## Your objective
Reproduce the entries unchanged, starting with the line that contains "text: voordat het product" and going on through the line that contains "text: Om dit", including both of those lines.

*** Data ***

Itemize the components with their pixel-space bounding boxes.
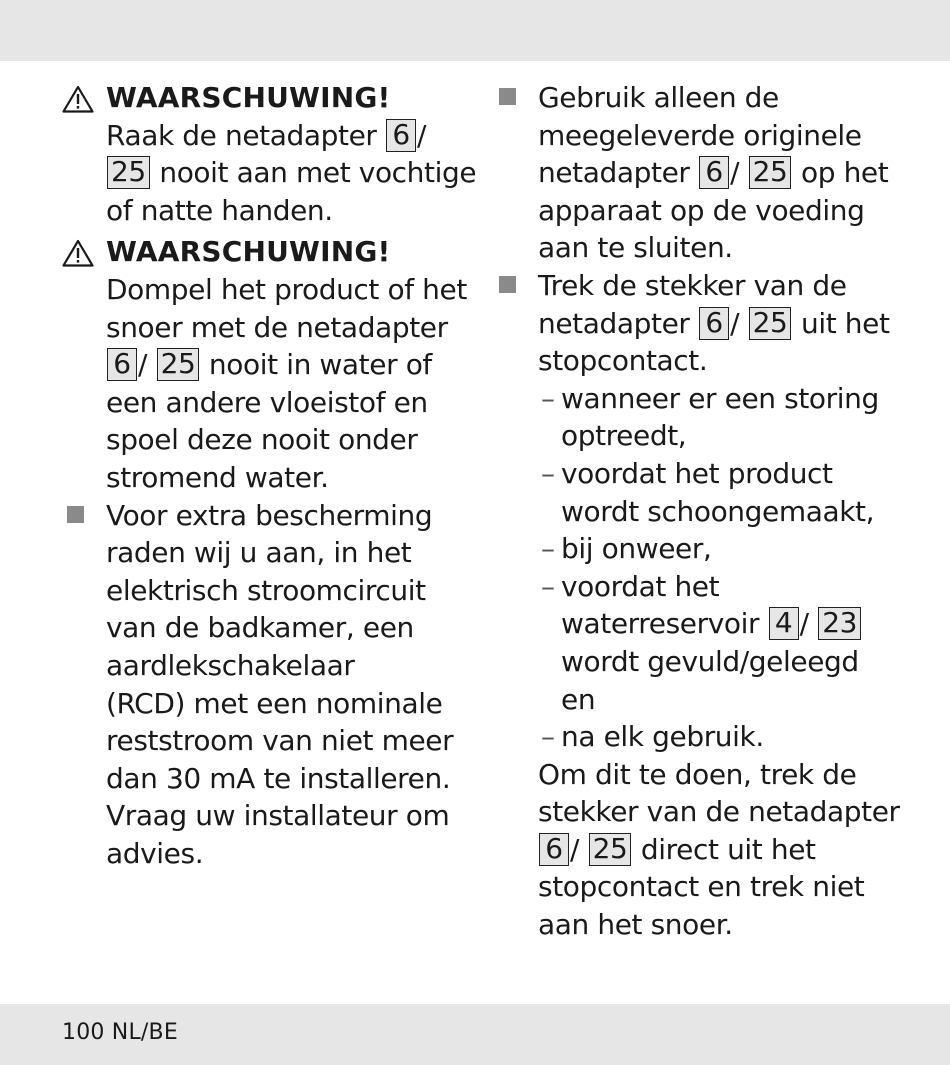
text: voordat het product (561, 456, 833, 490)
reference-box: 6 (386, 119, 416, 152)
text: wanneer er een storing (561, 381, 879, 415)
text: (RCD) met een nominale (106, 686, 443, 720)
text: nooit in water of (208, 348, 432, 382)
left-column (62, 79, 477, 872)
reference-box: 23 (818, 607, 861, 640)
text: wordt gevuld/geleegd (561, 644, 859, 678)
reference-box: 25 (157, 348, 200, 381)
dash-item (538, 718, 934, 756)
reference-box: 6 (699, 307, 729, 340)
text: stromend water. (106, 460, 329, 494)
text: netadapter (538, 306, 690, 340)
reference-box: 6 (699, 156, 729, 189)
text: reststroom van niet meer (106, 724, 454, 758)
reference-box: 6 (539, 833, 569, 866)
text: nooit aan met vochtige (159, 156, 477, 190)
separator: / (799, 607, 809, 641)
warning-title: WAARSCHUWING! (106, 81, 391, 114)
text: een andere vloeistof en (106, 385, 428, 419)
separator: / (138, 348, 148, 382)
dash-item (538, 380, 934, 455)
page-footer (62, 1018, 178, 1048)
text: raden wij u aan, in het (106, 536, 412, 570)
locale-label: NL/BE (111, 1020, 178, 1045)
text: en (561, 682, 596, 716)
square-bullet-icon (67, 506, 84, 523)
right-column (494, 79, 934, 944)
text: Om dit te doen, trek de (538, 757, 857, 791)
dash-marker: – (541, 720, 555, 754)
text: direct uit het (640, 832, 816, 866)
square-bullet-icon (499, 276, 516, 293)
text: stopcontact en trek niet (538, 870, 865, 904)
reference-box: 25 (589, 833, 632, 866)
bullet-block-original-adapter (494, 79, 934, 267)
reference-box: 6 (107, 348, 137, 381)
text: waterreservoir (561, 607, 760, 641)
text: Gebruik alleen de (538, 81, 779, 114)
text: aan het snoer. (538, 908, 733, 942)
text: bij onweer, (561, 532, 712, 566)
text: elektrisch stroomcircuit (106, 573, 426, 607)
bullet-block-rcd (62, 497, 472, 873)
text: optreedt, (561, 419, 687, 453)
dash-item (538, 530, 934, 568)
text: uit het (800, 306, 890, 340)
text: op het (800, 156, 889, 190)
reference-box: 25 (749, 307, 792, 340)
text: stekker van de netadapter (538, 795, 900, 829)
text: Trek de stekker van de (538, 268, 847, 302)
text: stopcontact. (538, 344, 708, 378)
dash-marker: – (541, 532, 555, 566)
page-number: 100 (62, 1020, 105, 1045)
text: Dompel het product of het (106, 272, 467, 306)
text: aardlekschakelaar (106, 648, 355, 682)
text: Vraag uw installateur om (106, 799, 450, 833)
text: Raak de netadapter (106, 118, 377, 152)
separator: / (730, 306, 740, 340)
warning-triangle-icon (62, 233, 106, 270)
text: aan te sluiten. (538, 231, 733, 265)
text: snoer met de netadapter (106, 310, 448, 344)
dash-item (538, 568, 934, 718)
text: van de badkamer, een (106, 611, 414, 645)
text: Voor extra bescherming (106, 498, 433, 532)
dash-marker: – (541, 569, 555, 603)
text: apparaat op de voeding (538, 193, 865, 227)
dash-marker: – (541, 381, 555, 415)
text: meegeleverde originele (538, 118, 862, 152)
header-band (0, 0, 950, 61)
warning-block-1 (62, 79, 477, 229)
square-bullet-icon (499, 88, 516, 105)
text: of natte handen. (106, 193, 333, 227)
warning-block-2 (62, 233, 472, 496)
text: netadapter (538, 156, 690, 190)
warning-triangle-icon (62, 79, 106, 116)
reference-box: 25 (749, 156, 792, 189)
separator: / (570, 832, 580, 866)
text: na elk gebruik. (561, 720, 764, 754)
text: wordt schoongemaakt, (561, 494, 875, 528)
reference-box: 4 (769, 607, 799, 640)
separator: / (730, 156, 740, 190)
bullet-block-unplug (494, 267, 934, 944)
text: voordat het (561, 569, 720, 603)
reference-box: 25 (107, 156, 150, 189)
separator: / (417, 118, 427, 152)
text: advies. (106, 836, 204, 870)
dash-marker: – (541, 456, 555, 490)
warning-title: WAARSCHUWING! (106, 235, 391, 269)
dash-item (538, 455, 934, 530)
text: dan 30 mA te installeren. (106, 761, 451, 795)
text: spoel deze nooit onder (106, 423, 418, 457)
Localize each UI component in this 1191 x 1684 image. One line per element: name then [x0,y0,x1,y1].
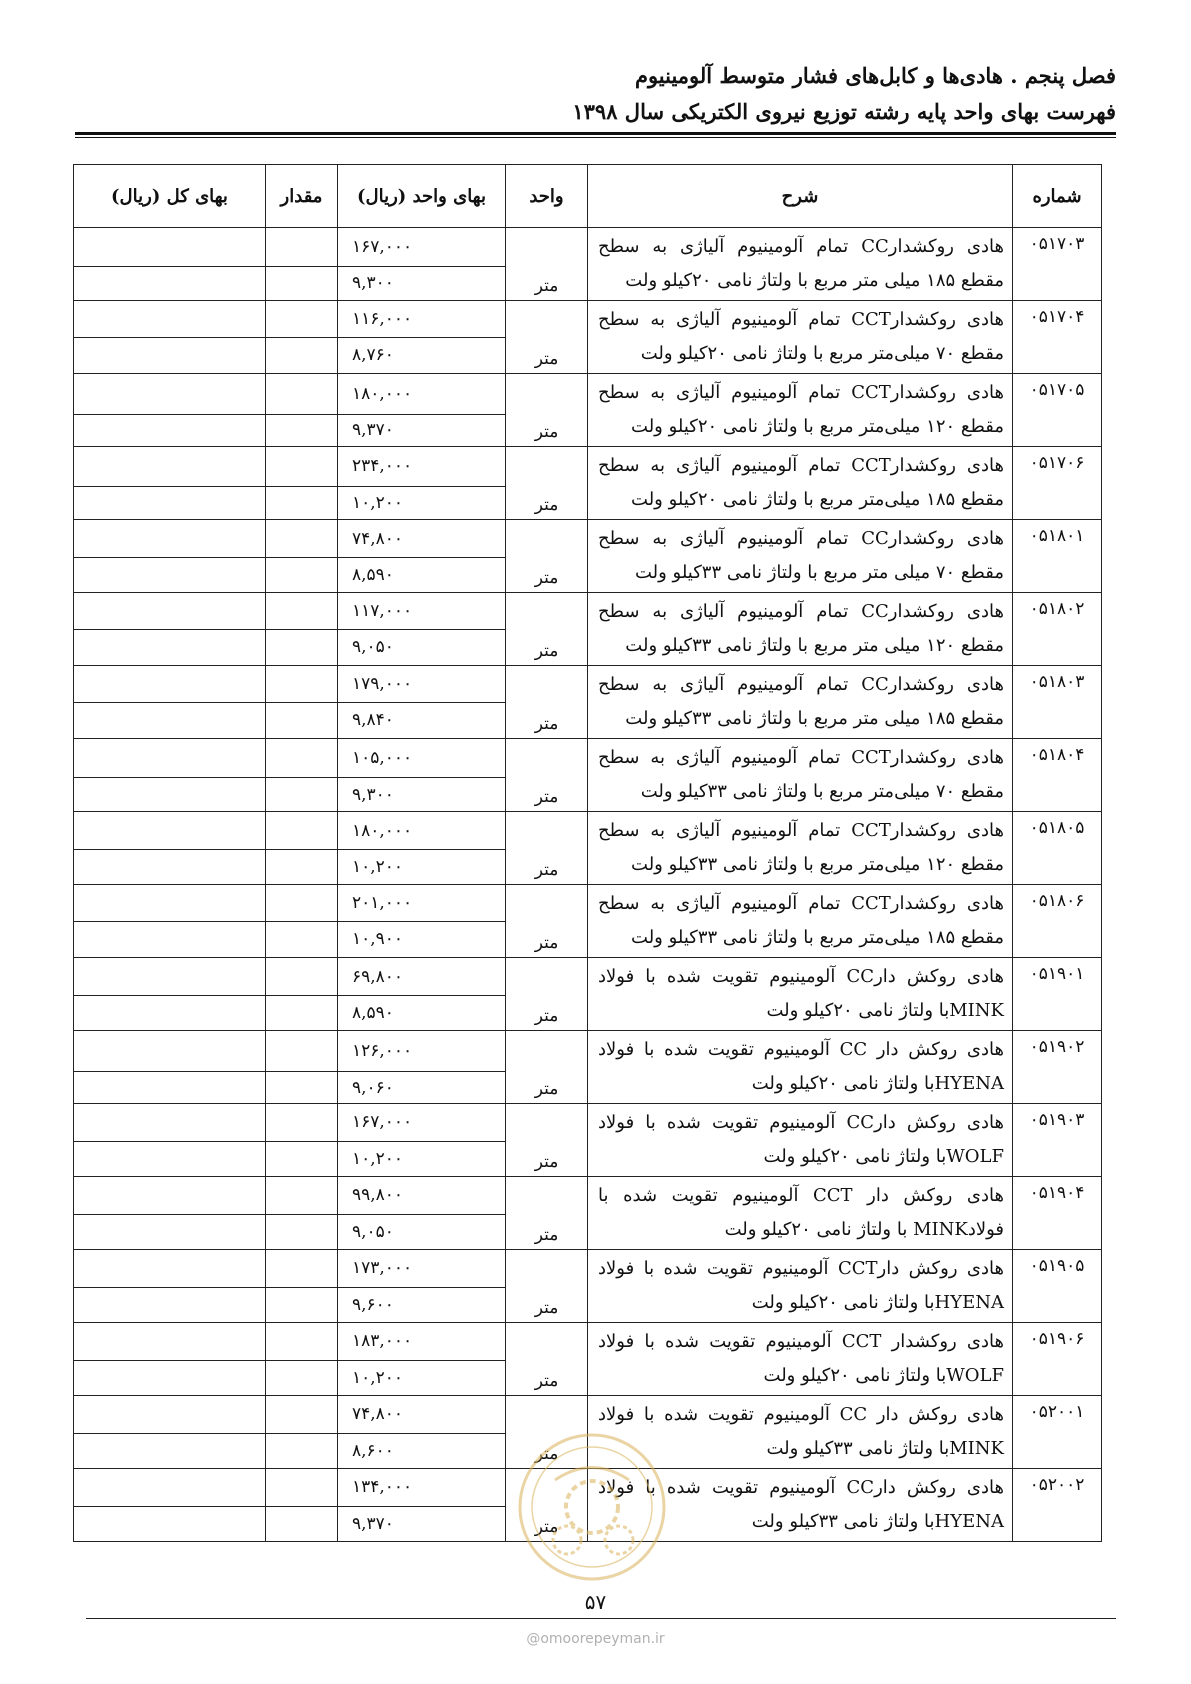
item-description [588,301,1013,374]
table-row [74,1104,1102,1142]
total-price-cell [74,778,266,812]
item-description-line2: مقطع ۷۰ میلی‌متر مربع با ولتاژ نامی ۳۳کیلو ولت [640,781,1004,802]
quantity-cell [266,337,338,374]
item-code: ۰۵۱۹۰۳ [1013,1104,1102,1177]
column-header-total-price: بهای کل (ریال) [74,165,266,228]
table-row [74,1323,1102,1361]
website-watermark: @omoorepeyman.ir [526,1631,665,1647]
total-price-cell [74,1469,266,1507]
item-description-line1: هادی روکش دارCCT آلومینیوم تقویت شده با فولاد [598,1258,1005,1279]
quantity-cell [266,666,338,703]
quantity-cell [266,812,338,850]
total-price-cell [74,666,266,703]
item-description-line2: مقطع ۱۸۵ میلی‌متر مربع با ولتاژ نامی ۳۳کیلو ولت [631,927,1004,948]
item-description-line2: مقطع ۱۲۰ میلی‌متر مربع با ولتاژ نامی ۲۰کیلو ولت [631,416,1004,437]
page-number: ۵۷ [584,1590,607,1614]
item-description-line2: مقطع ۱۸۵ میلی‌متر مربع با ولتاژ نامی ۲۰کیلو ولت [631,489,1004,510]
quantity-cell [266,850,338,885]
table-row [74,666,1102,703]
total-price-cell [74,1031,266,1072]
table-row [74,374,1102,415]
item-description-line2: مقطع ۱۲۰ میلی متر مربع با ولتاژ نامی ۳۳کیلو ولت [625,635,1004,656]
item-description-line2: فولادMINK با ولتاژ نامی ۲۰کیلو ولت [724,1219,1004,1240]
item-code: ۰۵۱۷۰۵ [1013,374,1102,447]
item-code: ۰۵۱۸۰۵ [1013,812,1102,885]
quantity-cell [266,1469,338,1507]
total-price-cell [74,447,266,487]
item-description [588,1250,1013,1323]
quantity-cell [266,1141,338,1176]
item-description [588,1323,1013,1396]
unit-price-cell: ۹,۳۰۰ [338,778,506,812]
total-price-cell [74,1141,266,1176]
item-description-line1: هادی روکشدارCCT تمام آلومینیوم آلیاژی به سطح [598,309,1004,330]
total-price-cell [74,1396,266,1434]
table-row [74,1396,1102,1434]
header-rule-thick [75,132,1116,135]
quantity-cell [266,1287,338,1322]
item-description-line1: هادی روکشدارCC تمام آلومینیوم آلیاژی به سطح [598,601,1004,622]
table-row [74,447,1102,487]
item-description-line2: مقطع ۷۰ میلی‌متر مربع با ولتاژ نامی ۲۰کیلو ولت [640,343,1004,364]
item-description [588,1177,1013,1250]
item-unit: متر [506,447,588,520]
item-description [588,1104,1013,1177]
unit-price-cell: ۸,۷۶۰ [338,337,506,374]
item-description-line1: هادی روکشدار CCT آلومینیوم تقویت شده با فولاد [598,1331,1004,1352]
unit-price-cell: ۱۲۶,۰۰۰ [338,1031,506,1072]
item-description-line1: هادی روکشدارCCT تمام آلومینیوم آلیاژی به سطح [598,893,1004,914]
unit-price-cell: ۱۱۷,۰۰۰ [338,593,506,630]
column-header-description: شرح [588,165,1013,228]
item-unit: متر [506,1396,588,1469]
quantity-cell [266,629,338,666]
total-price-cell [74,414,266,446]
quantity-cell [266,374,338,415]
quantity-cell [266,593,338,630]
item-code: ۰۵۱۸۰۱ [1013,520,1102,593]
total-price-cell [74,301,266,338]
item-description [588,1469,1013,1542]
item-description-line2: MINKبا ولتاژ نامی ۳۳کیلو ولت [766,1438,1004,1459]
item-code: ۰۵۱۹۰۱ [1013,958,1102,1031]
unit-price-cell: ۱۰۵,۰۰۰ [338,739,506,778]
item-description [588,1396,1013,1469]
table-row [74,1031,1102,1072]
unit-price-cell: ۱۷۳,۰۰۰ [338,1250,506,1288]
item-description-line1: هادی روکش دار CC آلومینیوم تقویت شده با فولاد [598,1039,1004,1060]
total-price-cell [74,1072,266,1104]
item-code: ۰۵۱۹۰۵ [1013,1250,1102,1323]
quantity-cell [266,1177,338,1215]
total-price-cell [74,885,266,922]
item-description-line1: هادی روکش دارCC آلومینیوم تقویت شده با فولاد [598,1477,1004,1498]
item-description-line2: WOLFبا ولتاژ نامی ۲۰کیلو ولت [763,1146,1004,1167]
column-header-unit: واحد [506,165,588,228]
item-code: ۰۵۱۹۰۶ [1013,1323,1102,1396]
total-price-cell [74,996,266,1031]
quantity-cell [266,447,338,487]
header-rule-thin [75,137,1116,138]
table-header-row [74,165,1102,228]
item-unit: متر [506,739,588,812]
item-unit: متر [506,958,588,1031]
quantity-cell [266,996,338,1031]
item-description-line2: مقطع ۷۰ میلی متر مربع با ولتاژ نامی ۳۳کیلو ولت [634,562,1004,583]
item-description-line1: هادی روکش دار CCT آلومینیوم تقویت شده با [598,1185,1004,1206]
item-description [588,228,1013,301]
table-row [74,1177,1102,1215]
total-price-cell [74,593,266,630]
item-unit: متر [506,1250,588,1323]
total-price-cell [74,266,266,300]
item-description-line2: مقطع ۱۸۵ میلی متر مربع با ولتاژ نامی ۳۳کیلو ولت [625,708,1004,729]
table-body [74,228,1102,1542]
table-row [74,958,1102,996]
total-price-cell [74,1287,266,1322]
total-price-cell [74,1104,266,1142]
item-description-line1: هادی روکش دارCC آلومینیوم تقویت شده با فولاد [598,966,1004,987]
item-unit: متر [506,593,588,666]
quantity-cell [266,1072,338,1104]
quantity-cell [266,301,338,338]
item-description-line2: HYENAبا ولتاژ نامی ۳۳کیلو ولت [751,1511,1004,1532]
item-unit: متر [506,812,588,885]
table-row [74,739,1102,778]
quantity-cell [266,958,338,996]
item-code: ۰۵۱۹۰۲ [1013,1031,1102,1104]
item-description [588,739,1013,812]
item-unit: متر [506,228,588,301]
unit-price-cell: ۶۹,۸۰۰ [338,958,506,996]
item-description-line1: هادی روکش دارCC آلومینیوم تقویت شده با فولاد [598,1112,1004,1133]
quantity-cell [266,1506,338,1541]
quantity-cell [266,1396,338,1434]
column-header-code: شماره [1013,165,1102,228]
quantity-cell [266,558,338,593]
item-unit: متر [506,1469,588,1542]
item-code: ۰۵۱۸۰۳ [1013,666,1102,739]
unit-price-cell: ۲۰۱,۰۰۰ [338,885,506,922]
column-header-quantity: مقدار [266,165,338,228]
quantity-cell [266,1104,338,1142]
table-row [74,593,1102,630]
item-description-line2: مقطع ۱۸۵ میلی متر مربع با ولتاژ نامی ۲۰کیلو ولت [625,270,1004,291]
unit-price-cell: ۹,۰۶۰ [338,1072,506,1104]
item-code: ۰۵۱۷۰۴ [1013,301,1102,374]
unit-price-cell: ۹,۶۰۰ [338,1287,506,1322]
unit-price-cell: ۱۶۷,۰۰۰ [338,228,506,267]
item-unit: متر [506,374,588,447]
page-header [76,58,1116,130]
item-description [588,958,1013,1031]
quantity-cell [266,1360,338,1395]
total-price-cell [74,520,266,558]
total-price-cell [74,1360,266,1395]
unit-price-cell: ۱۳۴,۰۰۰ [338,1469,506,1507]
unit-price-cell: ۸,۵۹۰ [338,558,506,593]
total-price-cell [74,374,266,415]
item-unit: متر [506,1031,588,1104]
item-code: ۰۵۱۸۰۶ [1013,885,1102,958]
quantity-cell [266,228,338,267]
item-unit: متر [506,301,588,374]
unit-price-cell: ۱۷۹,۰۰۰ [338,666,506,703]
total-price-cell [74,921,266,958]
quantity-cell [266,486,338,519]
item-description-line2: HYENAبا ولتاژ نامی ۲۰کیلو ولت [751,1073,1004,1094]
item-unit: متر [506,1177,588,1250]
quantity-cell [266,1250,338,1288]
unit-price-cell: ۱۸۰,۰۰۰ [338,812,506,850]
item-code: ۰۵۲۰۰۲ [1013,1469,1102,1542]
unit-price-cell: ۲۳۴,۰۰۰ [338,447,506,487]
column-header-unit-price: بهای واحد (ریال) [338,165,506,228]
total-price-cell [74,337,266,374]
total-price-cell [74,486,266,519]
quantity-cell [266,739,338,778]
item-unit: متر [506,1104,588,1177]
total-price-cell [74,1177,266,1215]
item-description-line1: هادی روکشدارCCT تمام آلومینیوم آلیاژی به سطح [598,820,1004,841]
quantity-cell [266,1031,338,1072]
quantity-cell [266,520,338,558]
item-description-line1: هادی روکشدارCCT تمام آلومینیوم آلیاژی به سطح [598,747,1004,768]
total-price-cell [74,812,266,850]
quantity-cell [266,921,338,958]
item-code: ۰۵۱۷۰۳ [1013,228,1102,301]
quantity-cell [266,778,338,812]
unit-price-cell: ۹,۳۷۰ [338,414,506,446]
total-price-cell [74,850,266,885]
table-row [74,228,1102,267]
total-price-cell [74,629,266,666]
total-price-cell [74,1323,266,1361]
unit-price-cell: ۸,۶۰۰ [338,1433,506,1468]
unit-price-cell: ۹۹,۸۰۰ [338,1177,506,1215]
item-code: ۰۵۱۹۰۴ [1013,1177,1102,1250]
item-description [588,812,1013,885]
unit-price-cell: ۱۰,۲۰۰ [338,850,506,885]
unit-price-cell: ۱۶۷,۰۰۰ [338,1104,506,1142]
unit-price-cell: ۷۴,۸۰۰ [338,1396,506,1434]
item-description-line1: هادی روکشدارCC تمام آلومینیوم آلیاژی به سطح [598,236,1004,257]
table-row [74,812,1102,850]
total-price-cell [74,702,266,739]
price-table [73,164,1102,1542]
unit-price-cell: ۹,۳۷۰ [338,1506,506,1541]
item-description-line1: هادی روکش دار CC آلومینیوم تقویت شده با فولاد [598,1404,1004,1425]
item-description-line1: هادی روکشدارCCT تمام آلومینیوم آلیاژی به سطح [598,455,1004,476]
unit-price-cell: ۹,۳۰۰ [338,266,506,300]
unit-price-cell: ۱۰,۲۰۰ [338,1141,506,1176]
item-description [588,593,1013,666]
quantity-cell [266,266,338,300]
total-price-cell [74,1250,266,1288]
item-code: ۰۵۲۰۰۱ [1013,1396,1102,1469]
quantity-cell [266,885,338,922]
total-price-cell [74,558,266,593]
item-description [588,520,1013,593]
table-row [74,885,1102,922]
item-code: ۰۵۱۸۰۲ [1013,593,1102,666]
quantity-cell [266,1433,338,1468]
footer-rule [86,1618,1116,1619]
item-description [588,885,1013,958]
item-code: ۰۵۱۷۰۶ [1013,447,1102,520]
total-price-cell [74,228,266,267]
item-unit: متر [506,666,588,739]
item-description-line2: مقطع ۱۲۰ میلی‌متر مربع با ولتاژ نامی ۳۳کیلو ولت [631,854,1004,875]
total-price-cell [74,1433,266,1468]
unit-price-cell: ۱۰,۲۰۰ [338,486,506,519]
total-price-cell [74,1506,266,1541]
item-description [588,374,1013,447]
item-unit: متر [506,885,588,958]
unit-price-cell: ۱۸۰,۰۰۰ [338,374,506,415]
table-row [74,1469,1102,1507]
unit-price-cell: ۹,۸۴۰ [338,702,506,739]
table-row [74,1250,1102,1288]
item-description-line1: هادی روکشدارCC تمام آلومینیوم آلیاژی به سطح [598,528,1004,549]
quantity-cell [266,1214,338,1249]
unit-price-cell: ۹,۰۵۰ [338,1214,506,1249]
unit-price-cell: ۱۱۶,۰۰۰ [338,301,506,338]
item-description-line2: MINKبا ولتاژ نامی ۲۰کیلو ولت [766,1000,1004,1021]
item-description-line1: هادی روکشدارCCT تمام آلومینیوم آلیاژی به سطح [598,382,1004,403]
unit-price-cell: ۱۸۳,۰۰۰ [338,1323,506,1361]
chapter-title: فصل پنجم . هادی‌ها و کابل‌های فشار متوسط آلومینیوم [634,63,1116,88]
item-description [588,1031,1013,1104]
total-price-cell [74,958,266,996]
price-list-subtitle: فهرست بهای واحد پایه رشته توزیع نیروی الکتریکی سال ۱۳۹۸ [572,99,1116,124]
item-description [588,447,1013,520]
unit-price-cell: ۹,۰۵۰ [338,629,506,666]
quantity-cell [266,702,338,739]
total-price-cell [74,1214,266,1249]
item-description-line2: HYENAبا ولتاژ نامی ۲۰کیلو ولت [751,1292,1004,1313]
unit-price-cell: ۸,۵۹۰ [338,996,506,1031]
unit-price-cell: ۱۰,۹۰۰ [338,921,506,958]
total-price-cell [74,739,266,778]
item-description [588,666,1013,739]
unit-price-cell: ۱۰,۲۰۰ [338,1360,506,1395]
table-row [74,520,1102,558]
table-row [74,301,1102,338]
item-code: ۰۵۱۸۰۴ [1013,739,1102,812]
item-unit: متر [506,1323,588,1396]
item-description-line2: WOLFبا ولتاژ نامی ۲۰کیلو ولت [763,1365,1004,1386]
quantity-cell [266,1323,338,1361]
item-description-line1: هادی روکشدارCC تمام آلومینیوم آلیاژی به سطح [598,674,1004,695]
unit-price-cell: ۷۴,۸۰۰ [338,520,506,558]
quantity-cell [266,414,338,446]
item-unit: متر [506,520,588,593]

***

## Problem solution
text: voordat het product (561, 456, 833, 490)
reference-box: 6 (386, 119, 416, 152)
text: wanneer er een storing (561, 381, 879, 415)
text: (RCD) met een nominale (106, 686, 443, 720)
text: nooit in water of (208, 348, 432, 382)
left-column (62, 79, 477, 872)
reference-box: 23 (818, 607, 861, 640)
text: wordt gevuld/geleegd (561, 644, 859, 678)
reference-box: 25 (157, 348, 200, 381)
dash-item (538, 718, 934, 756)
reference-box: 6 (699, 307, 729, 340)
text: stromend water. (106, 460, 329, 494)
text: netadapter (538, 306, 690, 340)
reference-box: 6 (699, 156, 729, 189)
text: reststroom van niet meer (106, 724, 454, 758)
reference-box: 6 (539, 833, 569, 866)
text: nooit aan met vochtige (159, 156, 477, 190)
separator: / (799, 607, 809, 641)
warning-title: WAARSCHUWING! (106, 81, 391, 114)
text: een andere vloeistof en (106, 385, 428, 419)
separator: / (138, 348, 148, 382)
dash-item (538, 380, 934, 455)
page-footer (62, 1018, 178, 1048)
text: raden wij u aan, in het (106, 536, 412, 570)
locale-label: NL/BE (111, 1020, 178, 1045)
text: en (561, 682, 596, 716)
square-bullet-icon (67, 506, 84, 523)
right-column (494, 79, 934, 944)
text: Om dit te doen, trek de (538, 757, 857, 791)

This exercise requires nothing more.